» **Provided records**:
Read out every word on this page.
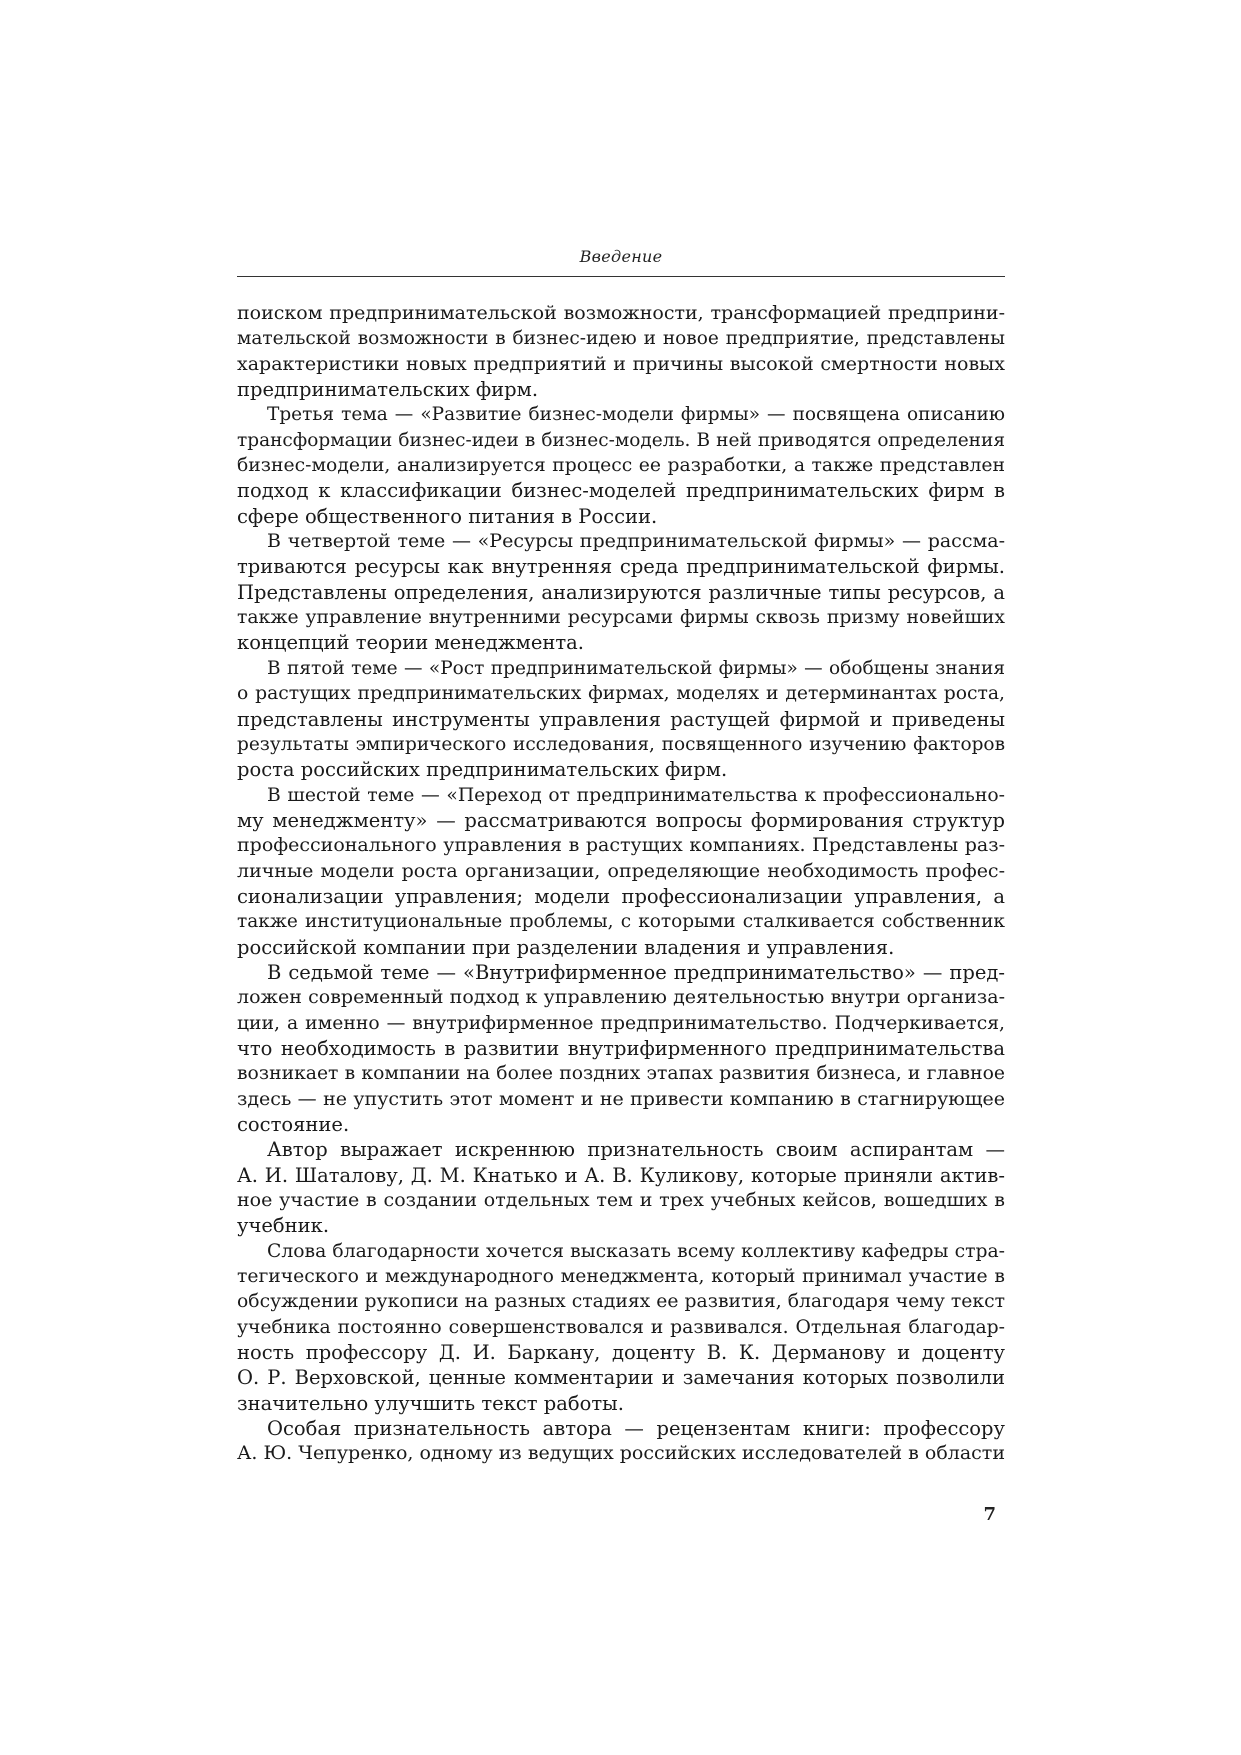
Введение
поиском предпринимательской возможности, трансформацией предприни-
мательской возможности в бизнес-идею и новое предприятие, представлены
характеристики новых предприятий и причины высокой смертности новых
предпринимательских фирм.
Третья тема — «Развитие бизнес-модели фирмы» — посвящена описанию
трансформации бизнес-идеи в бизнес-модель. В ней приводятся определения
бизнес-модели, анализируется процесс ее разработки, а также представлен
подход к классификации бизнес-моделей предпринимательских фирм в
сфере общественного питания в России.
В четвертой теме — «Ресурсы предпринимательской фирмы» — рассма-
триваются ресурсы как внутренняя среда предпринимательской фирмы.
Представлены определения, анализируются различные типы ресурсов, а
также управление внутренними ресурсами фирмы сквозь призму новейших
концепций теории менеджмента.
В пятой теме — «Рост предпринимательской фирмы» — обобщены знания
о растущих предпринимательских фирмах, моделях и детерминантах роста,
представлены инструменты управления растущей фирмой и приведены
результаты эмпирического исследования, посвященного изучению факторов
роста российских предпринимательских фирм.
В шестой теме — «Переход от предпринимательства к профессионально-
му менеджменту» — рассматриваются вопросы формирования структур
профессионального управления в растущих компаниях. Представлены раз-
личные модели роста организации, определяющие необходимость профес-
сионализации управления; модели профессионализации управления, а
также институциональные проблемы, с которыми сталкивается собственник
российской компании при разделении владения и управления.
В седьмой теме — «Внутрифирменное предпринимательство» — пред-
ложен современный подход к управлению деятельностью внутри организа-
ции, а именно — внутрифирменное предпринимательство. Подчеркивается,
что необходимость в развитии внутрифирменного предпринимательства
возникает в компании на более поздних этапах развития бизнеса, и главное
здесь — не упустить этот момент и не привести компанию в стагнирующее
состояние.
Автор выражает искреннюю признательность своим аспирантам —
А. И. Шаталову, Д. М. Кнатько и А. В. Куликову, которые приняли актив-
ное участие в создании отдельных тем и трех учебных кейсов, вошедших в
учебник.
Слова благодарности хочется высказать всему коллективу кафедры стра-
тегического и международного менеджмента, который принимал участие в
обсуждении рукописи на разных стадиях ее развития, благодаря чему текст
учебника постоянно совершенствовался и развивался. Отдельная благодар-
ность профессору Д. И. Баркану, доценту В. К. Дерманову и доценту
О. Р. Верховской, ценные комментарии и замечания которых позволили
значительно улучшить текст работы.
Особая признательность автора — рецензентам книги: профессору
А. Ю. Чепуренко, одному из ведущих российских исследователей в области
7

» **Short exercise**: Return all lines with the word "профессору" in them.

» **Solved problem**:
ность профессору Д. И. Баркану, доценту В. К. Дерманову и доценту
Особая признательность автора — рецензентам книги: профессору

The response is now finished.